_Set problem_
Give the number of lines that contain the string "time", please, and nothing else.

[START Record set]

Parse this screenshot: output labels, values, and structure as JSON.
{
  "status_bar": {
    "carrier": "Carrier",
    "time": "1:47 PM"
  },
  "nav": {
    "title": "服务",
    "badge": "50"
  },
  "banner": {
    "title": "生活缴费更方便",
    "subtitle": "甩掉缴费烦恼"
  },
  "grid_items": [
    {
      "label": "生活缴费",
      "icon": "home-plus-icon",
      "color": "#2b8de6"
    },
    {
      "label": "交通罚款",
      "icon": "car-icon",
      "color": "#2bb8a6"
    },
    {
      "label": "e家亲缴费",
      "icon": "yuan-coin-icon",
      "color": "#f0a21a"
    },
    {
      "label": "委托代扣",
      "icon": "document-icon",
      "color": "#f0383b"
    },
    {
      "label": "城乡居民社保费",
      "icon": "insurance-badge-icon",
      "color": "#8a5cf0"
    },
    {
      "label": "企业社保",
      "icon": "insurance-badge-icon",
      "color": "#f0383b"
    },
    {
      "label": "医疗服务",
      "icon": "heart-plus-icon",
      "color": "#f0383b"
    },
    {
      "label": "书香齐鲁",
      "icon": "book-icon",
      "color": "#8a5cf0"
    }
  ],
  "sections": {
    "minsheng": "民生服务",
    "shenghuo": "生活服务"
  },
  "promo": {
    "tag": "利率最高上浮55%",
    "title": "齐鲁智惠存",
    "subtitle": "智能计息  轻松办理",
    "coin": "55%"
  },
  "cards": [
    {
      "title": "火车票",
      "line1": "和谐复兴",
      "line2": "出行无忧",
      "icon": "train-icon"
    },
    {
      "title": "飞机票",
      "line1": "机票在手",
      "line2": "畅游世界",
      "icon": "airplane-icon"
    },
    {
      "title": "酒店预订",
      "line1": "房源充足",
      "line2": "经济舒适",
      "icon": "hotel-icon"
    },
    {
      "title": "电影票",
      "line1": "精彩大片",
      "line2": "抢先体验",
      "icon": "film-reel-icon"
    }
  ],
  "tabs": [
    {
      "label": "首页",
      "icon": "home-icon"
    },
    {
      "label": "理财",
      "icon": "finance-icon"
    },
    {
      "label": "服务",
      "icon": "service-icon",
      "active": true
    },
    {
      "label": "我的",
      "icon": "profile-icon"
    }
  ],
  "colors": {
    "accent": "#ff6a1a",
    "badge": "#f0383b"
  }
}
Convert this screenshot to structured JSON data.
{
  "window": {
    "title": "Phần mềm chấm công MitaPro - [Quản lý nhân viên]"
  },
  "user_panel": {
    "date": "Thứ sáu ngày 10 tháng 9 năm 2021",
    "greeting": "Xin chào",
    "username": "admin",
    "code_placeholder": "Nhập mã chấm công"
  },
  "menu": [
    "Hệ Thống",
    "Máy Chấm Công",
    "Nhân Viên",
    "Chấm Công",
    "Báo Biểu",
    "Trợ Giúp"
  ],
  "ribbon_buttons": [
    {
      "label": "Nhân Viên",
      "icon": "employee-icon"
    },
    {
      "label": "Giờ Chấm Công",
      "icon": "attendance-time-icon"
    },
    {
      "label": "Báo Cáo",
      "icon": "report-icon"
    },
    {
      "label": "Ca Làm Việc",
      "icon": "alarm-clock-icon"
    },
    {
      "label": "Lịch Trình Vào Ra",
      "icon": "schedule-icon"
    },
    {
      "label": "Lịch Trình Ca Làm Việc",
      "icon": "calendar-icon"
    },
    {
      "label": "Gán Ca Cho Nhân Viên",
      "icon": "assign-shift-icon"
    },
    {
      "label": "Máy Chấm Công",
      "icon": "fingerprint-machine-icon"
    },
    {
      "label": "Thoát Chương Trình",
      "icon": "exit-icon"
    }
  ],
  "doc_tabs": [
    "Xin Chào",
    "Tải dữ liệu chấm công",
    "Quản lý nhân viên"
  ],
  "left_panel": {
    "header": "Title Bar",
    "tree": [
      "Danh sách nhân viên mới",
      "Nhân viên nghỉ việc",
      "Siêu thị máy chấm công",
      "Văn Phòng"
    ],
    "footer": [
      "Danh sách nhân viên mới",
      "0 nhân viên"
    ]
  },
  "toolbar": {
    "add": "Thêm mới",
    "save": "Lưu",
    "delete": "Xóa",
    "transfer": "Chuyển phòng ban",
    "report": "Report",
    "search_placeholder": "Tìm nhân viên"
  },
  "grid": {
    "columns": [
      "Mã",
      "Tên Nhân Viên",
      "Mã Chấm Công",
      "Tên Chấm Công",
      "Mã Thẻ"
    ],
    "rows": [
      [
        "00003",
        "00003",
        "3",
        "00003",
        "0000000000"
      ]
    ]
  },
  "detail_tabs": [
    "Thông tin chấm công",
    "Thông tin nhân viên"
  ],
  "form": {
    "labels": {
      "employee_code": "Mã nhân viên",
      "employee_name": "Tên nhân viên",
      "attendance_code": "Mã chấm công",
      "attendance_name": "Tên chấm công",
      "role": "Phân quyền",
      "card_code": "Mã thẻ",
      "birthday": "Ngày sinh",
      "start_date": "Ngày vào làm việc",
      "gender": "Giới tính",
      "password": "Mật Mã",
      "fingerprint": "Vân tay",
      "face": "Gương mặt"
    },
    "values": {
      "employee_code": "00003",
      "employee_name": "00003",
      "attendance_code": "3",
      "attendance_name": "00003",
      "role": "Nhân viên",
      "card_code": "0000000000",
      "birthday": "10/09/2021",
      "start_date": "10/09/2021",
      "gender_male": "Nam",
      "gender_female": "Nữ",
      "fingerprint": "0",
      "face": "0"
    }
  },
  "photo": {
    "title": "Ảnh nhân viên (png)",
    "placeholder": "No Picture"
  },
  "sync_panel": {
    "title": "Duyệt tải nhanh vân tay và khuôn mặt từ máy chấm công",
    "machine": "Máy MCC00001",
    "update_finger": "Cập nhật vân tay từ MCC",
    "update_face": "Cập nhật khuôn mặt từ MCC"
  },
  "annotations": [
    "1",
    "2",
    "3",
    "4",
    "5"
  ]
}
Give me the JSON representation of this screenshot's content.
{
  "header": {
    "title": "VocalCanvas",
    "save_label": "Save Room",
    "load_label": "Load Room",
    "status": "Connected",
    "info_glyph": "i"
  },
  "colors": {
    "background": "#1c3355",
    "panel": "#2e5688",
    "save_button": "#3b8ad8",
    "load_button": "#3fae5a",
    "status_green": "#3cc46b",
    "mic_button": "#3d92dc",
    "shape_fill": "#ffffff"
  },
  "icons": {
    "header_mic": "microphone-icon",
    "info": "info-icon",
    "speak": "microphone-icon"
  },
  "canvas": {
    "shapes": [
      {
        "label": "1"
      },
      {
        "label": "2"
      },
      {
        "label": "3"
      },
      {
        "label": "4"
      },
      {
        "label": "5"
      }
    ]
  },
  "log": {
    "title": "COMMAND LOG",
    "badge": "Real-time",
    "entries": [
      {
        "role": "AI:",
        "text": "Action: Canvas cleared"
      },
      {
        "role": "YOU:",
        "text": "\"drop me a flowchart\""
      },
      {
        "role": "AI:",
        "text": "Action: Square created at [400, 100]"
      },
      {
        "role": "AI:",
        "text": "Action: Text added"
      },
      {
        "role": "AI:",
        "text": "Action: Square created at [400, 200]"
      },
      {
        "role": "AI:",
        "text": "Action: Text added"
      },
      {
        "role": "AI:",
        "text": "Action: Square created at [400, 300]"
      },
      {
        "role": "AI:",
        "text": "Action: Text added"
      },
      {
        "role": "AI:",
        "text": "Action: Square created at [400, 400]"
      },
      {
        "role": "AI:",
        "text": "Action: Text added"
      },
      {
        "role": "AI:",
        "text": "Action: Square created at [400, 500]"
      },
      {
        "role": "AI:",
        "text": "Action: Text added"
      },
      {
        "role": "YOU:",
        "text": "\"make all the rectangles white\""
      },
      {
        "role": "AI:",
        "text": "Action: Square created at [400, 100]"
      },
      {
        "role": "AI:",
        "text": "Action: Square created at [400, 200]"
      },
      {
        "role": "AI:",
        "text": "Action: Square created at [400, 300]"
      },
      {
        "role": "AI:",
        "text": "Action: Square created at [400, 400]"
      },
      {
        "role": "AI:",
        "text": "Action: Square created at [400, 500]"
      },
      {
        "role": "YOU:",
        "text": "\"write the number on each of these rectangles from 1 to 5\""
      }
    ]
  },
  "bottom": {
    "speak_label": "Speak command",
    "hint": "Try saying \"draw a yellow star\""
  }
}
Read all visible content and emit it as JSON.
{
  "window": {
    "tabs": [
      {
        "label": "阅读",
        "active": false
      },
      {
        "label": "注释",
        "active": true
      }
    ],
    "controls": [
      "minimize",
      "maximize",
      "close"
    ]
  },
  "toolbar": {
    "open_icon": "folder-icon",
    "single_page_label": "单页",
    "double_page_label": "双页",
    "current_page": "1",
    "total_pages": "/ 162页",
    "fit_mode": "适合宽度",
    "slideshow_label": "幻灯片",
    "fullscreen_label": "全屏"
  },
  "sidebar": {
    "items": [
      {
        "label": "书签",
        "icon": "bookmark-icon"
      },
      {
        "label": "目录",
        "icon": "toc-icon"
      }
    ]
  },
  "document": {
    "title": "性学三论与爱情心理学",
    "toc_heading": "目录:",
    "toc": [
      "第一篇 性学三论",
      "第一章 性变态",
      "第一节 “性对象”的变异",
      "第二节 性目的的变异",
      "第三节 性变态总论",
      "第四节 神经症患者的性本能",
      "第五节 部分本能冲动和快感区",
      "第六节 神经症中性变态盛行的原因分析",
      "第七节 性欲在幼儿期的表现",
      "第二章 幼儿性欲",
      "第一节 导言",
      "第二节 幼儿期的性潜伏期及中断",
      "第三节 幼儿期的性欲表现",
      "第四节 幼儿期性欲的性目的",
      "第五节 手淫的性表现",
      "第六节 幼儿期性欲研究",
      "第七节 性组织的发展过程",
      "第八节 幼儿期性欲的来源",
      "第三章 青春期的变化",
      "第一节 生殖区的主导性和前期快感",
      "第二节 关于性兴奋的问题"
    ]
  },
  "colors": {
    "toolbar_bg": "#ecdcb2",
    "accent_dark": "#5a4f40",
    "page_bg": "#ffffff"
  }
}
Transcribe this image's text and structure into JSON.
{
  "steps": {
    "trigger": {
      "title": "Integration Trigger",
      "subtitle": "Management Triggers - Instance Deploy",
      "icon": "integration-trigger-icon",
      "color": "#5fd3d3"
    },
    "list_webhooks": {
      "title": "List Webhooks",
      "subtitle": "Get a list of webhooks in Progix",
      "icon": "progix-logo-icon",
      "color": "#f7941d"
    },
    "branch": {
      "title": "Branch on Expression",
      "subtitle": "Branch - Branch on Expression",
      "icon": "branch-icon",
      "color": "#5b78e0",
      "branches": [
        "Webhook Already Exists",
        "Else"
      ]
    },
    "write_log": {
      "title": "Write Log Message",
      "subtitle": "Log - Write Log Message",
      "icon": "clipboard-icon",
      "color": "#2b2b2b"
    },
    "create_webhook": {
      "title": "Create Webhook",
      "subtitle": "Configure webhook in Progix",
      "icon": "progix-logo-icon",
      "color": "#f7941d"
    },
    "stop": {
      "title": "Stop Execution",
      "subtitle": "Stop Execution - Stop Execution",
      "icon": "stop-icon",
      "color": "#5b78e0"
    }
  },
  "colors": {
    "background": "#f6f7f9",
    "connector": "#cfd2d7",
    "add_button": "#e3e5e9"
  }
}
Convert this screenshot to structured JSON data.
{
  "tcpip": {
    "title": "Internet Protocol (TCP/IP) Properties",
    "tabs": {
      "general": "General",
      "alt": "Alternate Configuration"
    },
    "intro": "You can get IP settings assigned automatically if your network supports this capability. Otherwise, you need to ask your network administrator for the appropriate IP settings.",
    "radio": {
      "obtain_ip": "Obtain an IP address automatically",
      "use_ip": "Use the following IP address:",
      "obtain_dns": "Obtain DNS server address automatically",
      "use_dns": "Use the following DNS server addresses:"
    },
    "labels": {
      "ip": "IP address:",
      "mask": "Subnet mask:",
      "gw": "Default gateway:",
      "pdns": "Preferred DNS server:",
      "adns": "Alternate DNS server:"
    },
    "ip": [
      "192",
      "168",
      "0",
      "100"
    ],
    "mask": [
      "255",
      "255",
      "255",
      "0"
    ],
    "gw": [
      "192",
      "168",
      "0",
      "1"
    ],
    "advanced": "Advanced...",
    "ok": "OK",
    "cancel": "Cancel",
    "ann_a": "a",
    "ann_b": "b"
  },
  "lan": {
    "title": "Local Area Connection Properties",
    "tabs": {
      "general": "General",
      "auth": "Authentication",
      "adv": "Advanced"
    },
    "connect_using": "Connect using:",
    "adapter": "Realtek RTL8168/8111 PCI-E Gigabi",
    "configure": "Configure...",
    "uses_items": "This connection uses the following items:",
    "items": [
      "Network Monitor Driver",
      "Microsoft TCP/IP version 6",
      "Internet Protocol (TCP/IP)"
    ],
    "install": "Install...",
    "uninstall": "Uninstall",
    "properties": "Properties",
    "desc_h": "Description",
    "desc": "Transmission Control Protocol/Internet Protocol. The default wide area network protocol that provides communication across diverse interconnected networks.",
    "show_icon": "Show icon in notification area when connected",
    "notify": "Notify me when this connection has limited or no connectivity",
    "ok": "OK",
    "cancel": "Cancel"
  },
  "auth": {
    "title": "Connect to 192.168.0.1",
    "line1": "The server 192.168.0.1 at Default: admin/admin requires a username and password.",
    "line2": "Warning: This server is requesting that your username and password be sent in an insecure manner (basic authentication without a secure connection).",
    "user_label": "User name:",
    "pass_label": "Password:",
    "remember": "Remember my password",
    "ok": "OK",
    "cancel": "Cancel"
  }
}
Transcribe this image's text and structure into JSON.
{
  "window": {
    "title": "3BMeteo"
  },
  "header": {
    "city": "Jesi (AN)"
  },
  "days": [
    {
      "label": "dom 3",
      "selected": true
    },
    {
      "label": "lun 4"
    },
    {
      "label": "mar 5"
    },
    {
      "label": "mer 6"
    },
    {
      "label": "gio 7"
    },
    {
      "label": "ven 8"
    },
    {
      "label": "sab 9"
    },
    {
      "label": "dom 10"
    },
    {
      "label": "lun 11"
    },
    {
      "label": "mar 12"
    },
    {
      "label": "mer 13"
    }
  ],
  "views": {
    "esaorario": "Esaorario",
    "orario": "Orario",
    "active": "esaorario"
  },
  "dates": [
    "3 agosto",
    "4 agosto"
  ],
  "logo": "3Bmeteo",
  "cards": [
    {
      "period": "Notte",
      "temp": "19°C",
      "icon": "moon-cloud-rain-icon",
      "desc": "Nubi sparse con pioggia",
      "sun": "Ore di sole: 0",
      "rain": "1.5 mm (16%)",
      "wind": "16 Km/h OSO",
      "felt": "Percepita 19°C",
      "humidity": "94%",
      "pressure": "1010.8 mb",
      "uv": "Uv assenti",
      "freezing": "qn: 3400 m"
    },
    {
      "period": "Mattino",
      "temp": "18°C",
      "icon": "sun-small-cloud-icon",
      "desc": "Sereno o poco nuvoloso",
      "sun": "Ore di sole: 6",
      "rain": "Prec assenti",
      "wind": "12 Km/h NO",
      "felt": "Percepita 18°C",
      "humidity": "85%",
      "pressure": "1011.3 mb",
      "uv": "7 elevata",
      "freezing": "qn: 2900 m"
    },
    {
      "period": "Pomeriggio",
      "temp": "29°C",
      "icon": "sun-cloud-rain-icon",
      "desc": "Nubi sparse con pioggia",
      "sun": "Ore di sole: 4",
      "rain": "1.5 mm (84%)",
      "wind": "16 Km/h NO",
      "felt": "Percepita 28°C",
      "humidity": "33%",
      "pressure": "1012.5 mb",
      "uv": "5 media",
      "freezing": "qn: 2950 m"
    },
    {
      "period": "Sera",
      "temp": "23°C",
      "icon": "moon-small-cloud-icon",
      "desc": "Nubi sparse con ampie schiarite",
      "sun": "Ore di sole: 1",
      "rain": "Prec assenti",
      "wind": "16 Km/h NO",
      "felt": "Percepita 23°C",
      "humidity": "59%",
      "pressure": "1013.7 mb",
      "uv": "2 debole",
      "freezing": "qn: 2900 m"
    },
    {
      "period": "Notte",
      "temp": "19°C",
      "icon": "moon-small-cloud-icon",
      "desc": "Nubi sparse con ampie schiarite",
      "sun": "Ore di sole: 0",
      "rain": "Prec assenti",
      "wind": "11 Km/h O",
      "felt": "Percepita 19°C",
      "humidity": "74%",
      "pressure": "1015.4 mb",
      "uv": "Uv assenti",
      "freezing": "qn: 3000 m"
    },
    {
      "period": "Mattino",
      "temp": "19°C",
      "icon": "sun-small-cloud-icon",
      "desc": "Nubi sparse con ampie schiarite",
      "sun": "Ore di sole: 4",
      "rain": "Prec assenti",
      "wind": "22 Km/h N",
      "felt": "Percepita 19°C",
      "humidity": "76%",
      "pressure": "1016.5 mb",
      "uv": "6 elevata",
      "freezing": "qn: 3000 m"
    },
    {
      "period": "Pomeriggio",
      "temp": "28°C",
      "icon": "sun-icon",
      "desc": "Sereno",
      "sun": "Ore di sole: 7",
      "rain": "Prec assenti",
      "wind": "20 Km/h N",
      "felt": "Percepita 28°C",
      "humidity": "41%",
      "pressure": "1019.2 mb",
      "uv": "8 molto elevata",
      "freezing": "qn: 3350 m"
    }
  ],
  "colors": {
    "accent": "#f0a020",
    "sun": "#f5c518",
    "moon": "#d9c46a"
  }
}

[END Record set]

_Solution for this task_
3